Passage provided
....

As for sediments and rhizosphere sediments, pH and conductivity were determined in deionized water extracts using a mass ratio of 1:5 (sediment to water). TOC in overlying water and sediment was determined by Analytikjena multi N/C 3100 (Germany). The total heavy metal concentrations were determined by subjecting the sediment samples to microwave digestion in a mixture of 9 ml of nitric acid (HNO₃), 3 ml of hydrofluoric acid (HF) and 1 ml of hydrochloric acid (HCl). The four fractions of heavy metals were extracted using the improved BCR three step sequential extraction procedure proposed by Rauret et al. (1999) [30]. The four fractions were defined as water/acid soluble fraction (F₁), reducible fraction (F₂), oxidizable fraction (F₃) and residual fraction (F₄). Plant samples were subjected to microwave digestion in 9 ml HNO₃ and 1 ml HCl [31, 32]. The total heavy metal concentrations in the whole plant-sediment system, and those in all extracted fractions in sediments were analyzed using inductively coupled plasma mass spectrometry (ICP-MS, Agilent 7500).

....

Dataset
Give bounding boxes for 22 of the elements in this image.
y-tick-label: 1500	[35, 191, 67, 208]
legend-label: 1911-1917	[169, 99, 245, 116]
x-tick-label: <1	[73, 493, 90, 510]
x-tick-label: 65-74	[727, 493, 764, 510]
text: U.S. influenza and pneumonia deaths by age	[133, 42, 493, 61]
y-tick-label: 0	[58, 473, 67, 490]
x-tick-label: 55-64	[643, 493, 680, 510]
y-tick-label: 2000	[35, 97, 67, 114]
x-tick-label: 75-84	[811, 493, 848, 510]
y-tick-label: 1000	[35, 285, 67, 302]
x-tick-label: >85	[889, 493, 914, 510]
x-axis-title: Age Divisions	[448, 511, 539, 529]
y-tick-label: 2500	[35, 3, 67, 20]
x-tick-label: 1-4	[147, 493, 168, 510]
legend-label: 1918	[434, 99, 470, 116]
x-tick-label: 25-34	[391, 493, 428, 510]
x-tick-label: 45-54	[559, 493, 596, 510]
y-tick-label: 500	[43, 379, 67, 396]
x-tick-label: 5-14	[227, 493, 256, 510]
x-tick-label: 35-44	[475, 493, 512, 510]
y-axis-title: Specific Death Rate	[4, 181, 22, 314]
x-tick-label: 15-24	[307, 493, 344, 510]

....

What you need to do
(A) Rewrite the paragraph beginning "As for sediments and rhizosphere sediments" from the sediment analysis passage as a short list, keeping its main facts.
(B) Answer these questions from the sediment analysis passage, one line each:
(i) What sediment-to-water mass ratio was used for the pH and conductivity extracts?
(ii) Which instrument determined TOC?
(iii) What acids, in what amounts, were used to digest the plant samples?
Work only from the sediment analysis passage.

Answers for this exercise
(A)
- pH and conductivity: measured in deionized water extracts at a 1:5 sediment-to-water mass ratio.
- TOC in overlying water and sediment: Analytikjena multi N/C 3100 (Germany).
- Total heavy metals in sediment: microwave digestion in 9 ml HNO₃, 3 ml HF and 1 ml HCl.
- Heavy metal fractions: improved BCR three-step sequential extraction (Rauret et al., 1999), giving water/acid soluble (F₁), reducible (F₂), oxidizable (F₃) and residual (F₄) fractions.
- Plant samples: microwave digestion in 9 ml HNO₃ and 1 ml HCl.
- Measurement of total concentrations in the plant-sediment system and of all sediment fractions: ICP-MS (Agilent 7500).

(B)
(i) 1:5.
(ii) Analytikjena multi N/C 3100 (Germany).
(iii) 9 ml HNO₃ and 1 ml HCl.